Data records
○ ○ ○

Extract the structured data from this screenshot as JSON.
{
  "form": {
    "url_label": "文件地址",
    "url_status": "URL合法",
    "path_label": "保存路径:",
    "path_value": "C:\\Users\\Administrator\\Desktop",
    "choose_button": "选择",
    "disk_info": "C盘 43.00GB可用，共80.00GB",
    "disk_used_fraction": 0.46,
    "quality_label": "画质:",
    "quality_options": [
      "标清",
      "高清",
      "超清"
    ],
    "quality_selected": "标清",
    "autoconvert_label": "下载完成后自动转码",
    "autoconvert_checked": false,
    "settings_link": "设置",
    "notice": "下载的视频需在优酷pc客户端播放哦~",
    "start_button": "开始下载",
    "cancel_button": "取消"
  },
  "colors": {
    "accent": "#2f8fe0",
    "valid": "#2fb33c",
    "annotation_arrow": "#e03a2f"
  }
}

○ ○ ○

## DIRECTIONS
Retype every entry above, word for word.

## RESULT
Extract the structured data from this screenshot as JSON.
{
  "form": {
    "url_label": "文件地址",
    "url_status": "URL合法",
    "path_label": "保存路径:",
    "path_value": "C:\\Users\\Administrator\\Desktop",
    "choose_button": "选择",
    "disk_info": "C盘 43.00GB可用，共80.00GB",
    "disk_used_fraction": 0.46,
    "quality_label": "画质:",
    "quality_options": [
      "标清",
      "高清",
      "超清"
    ],
    "quality_selected": "标清",
    "autoconvert_label": "下载完成后自动转码",
    "autoconvert_checked": false,
    "settings_link": "设置",
    "notice": "下载的视频需在优酷pc客户端播放哦~",
    "start_button": "开始下载",
    "cancel_button": "取消"
  },
  "colors": {
    "accent": "#2f8fe0",
    "valid": "#2fb33c",
    "annotation_arrow": "#e03a2f"
  }
}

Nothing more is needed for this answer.